[Structured page parsing data]
BEGIN

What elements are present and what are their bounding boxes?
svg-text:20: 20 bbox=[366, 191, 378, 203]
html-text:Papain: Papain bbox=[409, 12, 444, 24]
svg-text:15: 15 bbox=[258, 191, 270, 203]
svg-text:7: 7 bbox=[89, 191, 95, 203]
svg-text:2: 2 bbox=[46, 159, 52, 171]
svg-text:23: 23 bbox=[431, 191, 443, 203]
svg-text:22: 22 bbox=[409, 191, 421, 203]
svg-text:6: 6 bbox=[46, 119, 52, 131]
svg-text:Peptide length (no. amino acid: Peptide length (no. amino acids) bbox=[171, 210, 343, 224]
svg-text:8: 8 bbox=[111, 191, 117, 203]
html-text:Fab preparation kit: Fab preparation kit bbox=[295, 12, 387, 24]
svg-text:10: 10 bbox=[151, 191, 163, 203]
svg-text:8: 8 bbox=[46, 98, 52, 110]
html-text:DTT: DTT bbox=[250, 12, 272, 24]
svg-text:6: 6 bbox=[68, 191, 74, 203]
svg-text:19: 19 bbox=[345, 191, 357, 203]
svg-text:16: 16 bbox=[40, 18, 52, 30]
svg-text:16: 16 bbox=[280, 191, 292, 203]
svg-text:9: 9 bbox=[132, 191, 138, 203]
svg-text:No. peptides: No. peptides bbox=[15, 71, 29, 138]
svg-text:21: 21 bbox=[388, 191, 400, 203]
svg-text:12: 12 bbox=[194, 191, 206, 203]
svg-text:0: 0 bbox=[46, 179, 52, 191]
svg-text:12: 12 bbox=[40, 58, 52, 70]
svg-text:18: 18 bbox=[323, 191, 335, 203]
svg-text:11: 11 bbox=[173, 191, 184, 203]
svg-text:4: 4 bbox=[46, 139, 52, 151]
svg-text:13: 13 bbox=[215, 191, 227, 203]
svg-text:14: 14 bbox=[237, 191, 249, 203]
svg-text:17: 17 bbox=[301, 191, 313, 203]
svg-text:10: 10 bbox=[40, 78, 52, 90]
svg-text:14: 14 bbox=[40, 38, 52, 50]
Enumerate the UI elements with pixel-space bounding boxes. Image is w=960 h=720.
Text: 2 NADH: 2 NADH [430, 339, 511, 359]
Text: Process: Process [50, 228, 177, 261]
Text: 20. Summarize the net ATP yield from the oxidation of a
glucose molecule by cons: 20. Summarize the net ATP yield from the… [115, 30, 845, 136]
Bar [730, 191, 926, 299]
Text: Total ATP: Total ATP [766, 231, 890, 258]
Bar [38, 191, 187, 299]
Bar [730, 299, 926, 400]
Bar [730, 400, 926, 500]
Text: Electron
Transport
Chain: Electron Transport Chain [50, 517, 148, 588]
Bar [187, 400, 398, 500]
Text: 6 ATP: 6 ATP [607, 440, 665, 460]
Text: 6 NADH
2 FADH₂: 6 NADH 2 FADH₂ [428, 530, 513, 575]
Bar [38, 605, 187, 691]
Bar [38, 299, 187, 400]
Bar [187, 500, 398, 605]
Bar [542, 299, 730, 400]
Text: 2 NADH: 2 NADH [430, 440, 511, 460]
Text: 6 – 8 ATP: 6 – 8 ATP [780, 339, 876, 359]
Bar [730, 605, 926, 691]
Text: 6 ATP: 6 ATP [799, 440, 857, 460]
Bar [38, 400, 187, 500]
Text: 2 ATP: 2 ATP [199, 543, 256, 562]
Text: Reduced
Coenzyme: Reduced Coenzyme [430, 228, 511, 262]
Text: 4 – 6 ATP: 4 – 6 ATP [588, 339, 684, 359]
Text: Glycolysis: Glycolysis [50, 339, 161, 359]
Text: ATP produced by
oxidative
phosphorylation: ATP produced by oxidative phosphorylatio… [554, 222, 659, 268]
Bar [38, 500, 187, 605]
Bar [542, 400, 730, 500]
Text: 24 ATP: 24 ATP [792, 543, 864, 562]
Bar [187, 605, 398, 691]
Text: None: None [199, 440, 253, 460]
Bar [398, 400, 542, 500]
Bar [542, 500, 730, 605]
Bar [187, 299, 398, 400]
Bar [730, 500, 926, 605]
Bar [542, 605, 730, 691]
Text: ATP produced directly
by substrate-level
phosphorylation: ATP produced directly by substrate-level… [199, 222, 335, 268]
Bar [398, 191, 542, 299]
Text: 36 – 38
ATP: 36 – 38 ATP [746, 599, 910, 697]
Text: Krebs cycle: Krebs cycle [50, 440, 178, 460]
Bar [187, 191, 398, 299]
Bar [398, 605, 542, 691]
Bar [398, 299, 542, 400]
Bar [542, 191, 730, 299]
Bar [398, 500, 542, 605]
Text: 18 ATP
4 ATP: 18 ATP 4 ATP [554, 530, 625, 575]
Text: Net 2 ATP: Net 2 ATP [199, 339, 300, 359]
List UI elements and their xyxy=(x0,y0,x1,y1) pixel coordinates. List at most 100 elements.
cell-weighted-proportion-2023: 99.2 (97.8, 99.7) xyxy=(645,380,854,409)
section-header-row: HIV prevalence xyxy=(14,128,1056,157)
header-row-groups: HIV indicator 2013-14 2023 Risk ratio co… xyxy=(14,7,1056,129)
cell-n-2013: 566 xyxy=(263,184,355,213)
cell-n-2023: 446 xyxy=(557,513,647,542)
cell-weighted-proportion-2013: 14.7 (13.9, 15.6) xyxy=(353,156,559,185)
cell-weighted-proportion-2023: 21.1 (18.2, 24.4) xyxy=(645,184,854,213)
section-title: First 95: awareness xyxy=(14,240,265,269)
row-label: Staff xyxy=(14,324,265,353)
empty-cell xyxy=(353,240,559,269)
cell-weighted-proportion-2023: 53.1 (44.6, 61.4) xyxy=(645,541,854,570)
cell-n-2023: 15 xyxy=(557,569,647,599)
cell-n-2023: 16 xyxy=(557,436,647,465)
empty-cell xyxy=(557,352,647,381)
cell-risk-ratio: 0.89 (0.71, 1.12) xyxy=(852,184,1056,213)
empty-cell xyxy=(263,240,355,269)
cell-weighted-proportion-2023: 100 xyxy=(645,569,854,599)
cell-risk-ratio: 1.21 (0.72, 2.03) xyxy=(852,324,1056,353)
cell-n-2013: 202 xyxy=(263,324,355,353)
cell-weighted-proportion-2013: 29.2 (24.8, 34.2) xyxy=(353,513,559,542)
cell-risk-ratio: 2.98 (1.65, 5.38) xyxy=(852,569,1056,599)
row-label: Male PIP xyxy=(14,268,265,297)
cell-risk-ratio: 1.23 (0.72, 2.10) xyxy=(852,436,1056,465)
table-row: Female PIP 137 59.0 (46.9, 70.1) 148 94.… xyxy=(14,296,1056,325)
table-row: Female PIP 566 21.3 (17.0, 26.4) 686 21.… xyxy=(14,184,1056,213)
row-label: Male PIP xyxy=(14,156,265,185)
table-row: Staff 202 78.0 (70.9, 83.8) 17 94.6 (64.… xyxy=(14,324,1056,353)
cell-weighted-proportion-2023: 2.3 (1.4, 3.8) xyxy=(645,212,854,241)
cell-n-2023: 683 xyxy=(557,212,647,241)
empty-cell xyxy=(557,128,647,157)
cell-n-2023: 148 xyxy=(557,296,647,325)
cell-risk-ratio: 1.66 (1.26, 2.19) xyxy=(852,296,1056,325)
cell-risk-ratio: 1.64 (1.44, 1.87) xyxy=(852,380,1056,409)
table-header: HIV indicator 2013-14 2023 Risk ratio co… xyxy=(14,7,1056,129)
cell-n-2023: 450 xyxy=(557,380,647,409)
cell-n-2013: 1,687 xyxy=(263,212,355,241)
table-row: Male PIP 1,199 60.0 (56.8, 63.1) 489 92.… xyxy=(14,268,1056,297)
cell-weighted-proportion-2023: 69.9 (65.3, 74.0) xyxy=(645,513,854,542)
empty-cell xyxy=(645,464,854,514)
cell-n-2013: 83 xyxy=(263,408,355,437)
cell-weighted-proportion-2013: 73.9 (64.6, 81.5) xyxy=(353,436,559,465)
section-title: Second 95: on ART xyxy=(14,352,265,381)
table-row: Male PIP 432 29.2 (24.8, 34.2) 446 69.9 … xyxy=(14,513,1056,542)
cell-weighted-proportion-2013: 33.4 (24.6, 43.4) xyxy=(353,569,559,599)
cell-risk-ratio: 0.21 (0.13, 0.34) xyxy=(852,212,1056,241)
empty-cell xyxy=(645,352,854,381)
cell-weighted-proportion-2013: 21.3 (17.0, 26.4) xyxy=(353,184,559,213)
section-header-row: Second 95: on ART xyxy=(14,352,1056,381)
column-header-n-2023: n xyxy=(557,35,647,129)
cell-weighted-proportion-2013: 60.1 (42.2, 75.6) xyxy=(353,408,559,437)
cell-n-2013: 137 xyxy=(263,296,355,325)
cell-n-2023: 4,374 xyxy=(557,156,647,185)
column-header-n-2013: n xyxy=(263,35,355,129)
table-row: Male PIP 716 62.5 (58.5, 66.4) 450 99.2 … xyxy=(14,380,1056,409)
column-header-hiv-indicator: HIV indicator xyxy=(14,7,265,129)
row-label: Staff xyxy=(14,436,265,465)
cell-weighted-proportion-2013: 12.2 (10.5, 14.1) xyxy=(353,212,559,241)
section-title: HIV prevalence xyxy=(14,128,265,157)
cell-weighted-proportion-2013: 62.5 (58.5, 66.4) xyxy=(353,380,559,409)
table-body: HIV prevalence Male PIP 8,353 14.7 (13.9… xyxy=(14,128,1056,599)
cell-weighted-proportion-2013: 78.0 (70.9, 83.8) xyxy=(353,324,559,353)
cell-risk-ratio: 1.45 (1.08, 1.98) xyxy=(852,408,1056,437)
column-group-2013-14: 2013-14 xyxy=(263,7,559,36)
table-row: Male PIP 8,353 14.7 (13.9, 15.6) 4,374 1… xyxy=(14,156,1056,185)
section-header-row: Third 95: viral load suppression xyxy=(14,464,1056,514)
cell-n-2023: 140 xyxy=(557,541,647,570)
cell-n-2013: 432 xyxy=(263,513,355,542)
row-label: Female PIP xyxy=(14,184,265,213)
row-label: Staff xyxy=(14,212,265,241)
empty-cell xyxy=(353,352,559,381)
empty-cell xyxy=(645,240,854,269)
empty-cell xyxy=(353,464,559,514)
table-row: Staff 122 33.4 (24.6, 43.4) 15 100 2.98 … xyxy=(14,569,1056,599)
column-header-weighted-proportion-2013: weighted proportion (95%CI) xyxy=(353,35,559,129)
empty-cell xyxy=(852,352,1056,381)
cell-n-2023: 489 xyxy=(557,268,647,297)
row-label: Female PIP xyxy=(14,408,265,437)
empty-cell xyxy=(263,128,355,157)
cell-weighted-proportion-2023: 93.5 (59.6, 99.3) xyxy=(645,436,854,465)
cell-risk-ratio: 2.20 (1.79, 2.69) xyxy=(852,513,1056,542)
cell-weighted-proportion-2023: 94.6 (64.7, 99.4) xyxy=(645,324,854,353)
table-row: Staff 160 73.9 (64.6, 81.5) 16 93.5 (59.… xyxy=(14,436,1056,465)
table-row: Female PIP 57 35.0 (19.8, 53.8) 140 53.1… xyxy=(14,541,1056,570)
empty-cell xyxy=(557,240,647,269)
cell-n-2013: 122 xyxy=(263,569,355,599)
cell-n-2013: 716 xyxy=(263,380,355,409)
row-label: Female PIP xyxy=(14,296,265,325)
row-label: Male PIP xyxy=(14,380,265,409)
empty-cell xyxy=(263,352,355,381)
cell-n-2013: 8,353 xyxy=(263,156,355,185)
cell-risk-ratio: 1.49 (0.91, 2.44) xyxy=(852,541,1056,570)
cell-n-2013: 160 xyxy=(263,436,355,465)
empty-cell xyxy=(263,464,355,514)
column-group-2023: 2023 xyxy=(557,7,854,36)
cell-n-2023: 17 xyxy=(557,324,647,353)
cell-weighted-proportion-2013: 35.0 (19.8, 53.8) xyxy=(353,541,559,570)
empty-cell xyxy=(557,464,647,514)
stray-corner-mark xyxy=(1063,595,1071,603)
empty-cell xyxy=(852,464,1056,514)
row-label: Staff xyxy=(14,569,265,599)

END

Reproduce each line of the data containing the word "phosphorylation".

phosphorylation: ATP produced by oxidative phosphorylatio… [554, 222, 659, 268]
phosphorylation: ATP produced directly by substrate-level… [199, 222, 335, 268]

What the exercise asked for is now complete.